Extract every line from the records below that contains the word "Orange".

[begin Data listing]

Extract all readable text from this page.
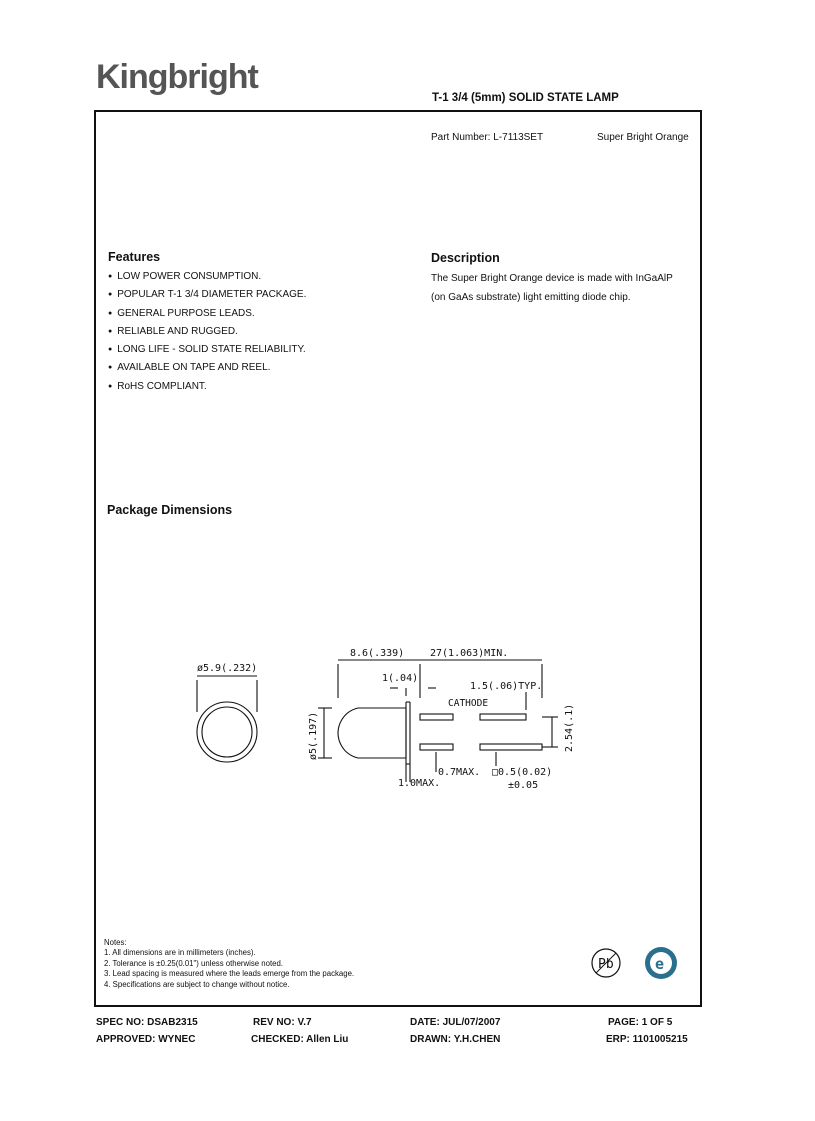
Kingbright
T-1 3/4 (5mm) SOLID STATE LAMP
Part Number: L-7113SET	Super Bright Orange
Features
● LOW POWER CONSUMPTION.
● POPULAR T-1 3/4 DIAMETER PACKAGE.
● GENERAL PURPOSE LEADS.
● RELIABLE AND RUGGED.
● LONG LIFE - SOLID STATE RELIABILITY.
● AVAILABLE ON TAPE AND REEL.
● RoHS COMPLIANT.
Description
The Super Bright Orange device is made with InGaAlP
(on GaAs substrate) light emitting diode chip.
Package Dimensions
ø5.9(.232)
8.6(.339)	27(1.063)MIN.
1(.04)
1.5(.06)TYP.
CATHODE
ø5(.197)	2.54(.1)
0.7MAX. □0.5(0.02)
±0.05
1.0MAX.
Notes:
1. All dimensions are in millimeters (inches).
2. Tolerance is ±0.25(0.01") unless otherwise noted.
3. Lead spacing is measured where the leads emerge from the package.
4. Specifications are subject to change without notice.
Pb	e
SPEC NO: DSAB2315	REV NO: V.7	DATE: JUL/07/2007	PAGE: 1 OF 5
APPROVED: WYNEC	CHECKED: Allen Liu	DRAWN: Y.H.CHEN	ERP: 1101005215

[end Data listing]

The reply
Part Number: L-7113SET	Super Bright Orange
The Super Bright Orange device is made with InGaAlP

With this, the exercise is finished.